> [Quoted text]:
The call to Kernel#supervise tells the controller fiber to monitor the worker fiber and to restart it always once it terminates, ignoring any exceptions. Alternatively, we can tell the controller to restart the worker only when an exception occurs:

supervise(@worker, restart: :on_error)

We can also define a custom behavior by passing a block that will be called when the worker fiber terminates:

supervise(@worker) do |fiber, result|
  log_exception(result) if result.is_a?(Exception)
  fiber.restart
end

Staying in the loop: the advantages of fiber supervision

In my work on Polyphony and on Tipi I have discovered a few programming patterns that I find very interesting:

If we look at Tipi, a Polyphony app that can be used to serve HTTP/S on multiple ports, we’ll have a separate fiber listening for incoming connections on each port. When a connection is accepted, we spin a new fiber in order to handle the new connection concurrently:

http_listener = spin do
  while (conn = http_server.accept)
    spin { handle_client(conn) }
  end
end

https_listener = spin do
  while (conn = https_server.accept)
    spin { handle_client(conn) }
  end
end

Since the client handling fibers are spun from the listener fibers (either http_listener or https_listener), they are considered the children of those fibers. If any exception is raised in a client handling fiber and is not rescued, it will bubble up to the listener fiber and will cause it to terminate with the exception.

In addition, the listeners themselves might raise exception when accepting connections - these can be system call errors, I/O errors, OpenSSL errors (for the HTTPS listener) etc. We’d like an easy way to catch these errors. One way would be to just do this with a rescue block:

...

https_listener = spin do
  loop do
    conn = https_server.accept
    spin { handle_client(conn)
  rescue => e
    puts "HTTPS accept error: #{e.inspect}"
  end
end

This is a possibility, but we need to do it manually for each fiber, and we risk adding a lot of rescue blocks (some of them can even be for a specific class of exception) everywhere, an error-prone methodology that can prove problematic if overdone.

Instead, we can use the Kernel#supervise API provided by Polyphony to make sure our infinite loops (i.e. our listener fibers) continue running, even when an exception occurs. Thus we can embrace the Erlang moto: “Let it crash.” We let it crash, and then we restart it. Here’s how we can employ this using fiber superivision:

http_listener = spin(:http) { ... }
https_listener = spin(:https) { ... }
# If specific fibers are not specified, #supervise will supervise all of the
# current fiber's children.
supervise do |fiber, result|
  if result.is_a?(Exception)
    puts "Fiber #{fiber.tag} terminated with exception: #{result}. Restarting..."

> [Stored data]:
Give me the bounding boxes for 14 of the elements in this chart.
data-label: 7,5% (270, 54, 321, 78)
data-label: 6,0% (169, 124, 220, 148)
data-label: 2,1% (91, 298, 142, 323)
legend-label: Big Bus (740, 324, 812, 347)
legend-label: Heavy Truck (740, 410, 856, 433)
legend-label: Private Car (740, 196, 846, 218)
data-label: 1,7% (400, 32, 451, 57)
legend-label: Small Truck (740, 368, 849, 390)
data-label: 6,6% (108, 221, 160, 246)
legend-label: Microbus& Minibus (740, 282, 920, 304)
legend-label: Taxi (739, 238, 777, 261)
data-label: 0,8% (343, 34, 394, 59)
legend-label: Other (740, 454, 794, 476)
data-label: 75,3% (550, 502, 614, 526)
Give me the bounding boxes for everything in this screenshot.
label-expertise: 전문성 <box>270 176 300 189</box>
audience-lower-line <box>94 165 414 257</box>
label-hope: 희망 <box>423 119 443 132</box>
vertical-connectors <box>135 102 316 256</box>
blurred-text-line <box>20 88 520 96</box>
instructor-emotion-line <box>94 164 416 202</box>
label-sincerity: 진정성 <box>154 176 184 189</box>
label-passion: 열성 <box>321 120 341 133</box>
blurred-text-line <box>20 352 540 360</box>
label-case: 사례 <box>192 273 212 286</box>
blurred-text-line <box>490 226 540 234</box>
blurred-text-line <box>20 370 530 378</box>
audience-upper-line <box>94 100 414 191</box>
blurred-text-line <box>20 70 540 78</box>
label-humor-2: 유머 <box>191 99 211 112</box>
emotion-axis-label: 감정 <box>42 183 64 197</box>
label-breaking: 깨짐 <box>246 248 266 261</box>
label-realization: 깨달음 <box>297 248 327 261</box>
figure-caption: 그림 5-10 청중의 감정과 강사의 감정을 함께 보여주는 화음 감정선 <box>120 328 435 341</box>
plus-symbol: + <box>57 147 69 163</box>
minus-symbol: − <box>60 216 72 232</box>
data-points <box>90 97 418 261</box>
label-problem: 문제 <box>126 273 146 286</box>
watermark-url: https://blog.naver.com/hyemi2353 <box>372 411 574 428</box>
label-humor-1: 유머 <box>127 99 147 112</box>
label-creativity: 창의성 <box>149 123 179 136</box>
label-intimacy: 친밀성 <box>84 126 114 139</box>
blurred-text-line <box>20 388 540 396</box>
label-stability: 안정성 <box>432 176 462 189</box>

> [Challenge]:
Continue the passage on fiber supervision in Polyphony, picking up right after its last line.

> [Task output]:
    fiber.restart
  end
end

In this way we ensure that any uncaught exception from one of the listeners or their children will not slip through and stop the server from functioning. Any listener that has stopped because of an exception will just be restarted. And applying this to our controller example above:

@controller = spin do
  @worker = spin do
    loop do
      peer, op, x, y = receive
      result = x.send(op, y)
      peer << result
    end
  end
  supervise(@worker, restart: :always)
end

def calc(op, x, y)
  # Send the job to the worker fiber...
  @worker << [Fiber.current, op, x, y]
  # ... and wait for the result
  receive
end

supervise(@controller, restart: :always)

Bug fixes and other changes

Here’s a list of other, smaller changes and fixes in Polyphony:

Changes in Tipi

The Tipi server is progressing nicely. I’ve been running it in production over the last few months, and while it’s still a long way from providing a stable, easy-to-use API for other developers, in terms of features and functionality it’s already got 90% of the features expected from a modern web server: support for HTTP/1 and HTTP/2, SSL termination, support for WebSocket and streaming responses, support for serving static files and of course running Rack apps. Tipi is also able to dynamically provision SSL certificates using an ACME provider (such as Let’s Encrypt), though this feature is still work in progress.

Following is a summary of the big changes in Tipi this month.

H1P - a new HTTP/1 parser

I’ve hinted before about writing an HTTP/1 parser made for Tipi. Well the work is more or less done, and I’ve released the parser as a separate project called H1P. What sets this parser apart is the fact that it is completely blocking. While other parsers (at least the ones I know of) provide a callback-based API, where you register callbacks for different events, and then feed the parser with data and wait for those callbacks to be invoked, by contrast H1P provides a blocking API that’s much easier to use:

conn = server.accept
parser = H1P::Parser.new(conn)
headers = parser.parse_headers
body = parser.read_body
handle_request(headers, body)

Yes, that’s it (for the most part). And, the beauty of this parser is that you don’t even need Polyphony in order to use it. In fact you can use it in a “normal” threaded server (spawning a thread for each connection), and you can use it in conjunction with the new fiber scheduler introduced in Ruby 3.0.

The H1P parser is implemented in less than 750 lines of C, has zero dependencies and supports chunked encoding and LF/CRLF line breaks, has hard limits on token length for minimizing server abuse, and is transport agnostic - you can have it read from any source, even sources that are not IO objects:

data = ['GET ', '/foo', " HTTP/1.1\r\n", "\r\n"]
parser = H1P::Parser.new { data.shift }

parser.parse_headers
#=> { ':method' => 'GET', ':path' => '/foo', ... }

I intend to keep on working on H1P, notably on the following:

In addition to that, I also plan to implement a similar H2P project for handling HTTP/2 connections.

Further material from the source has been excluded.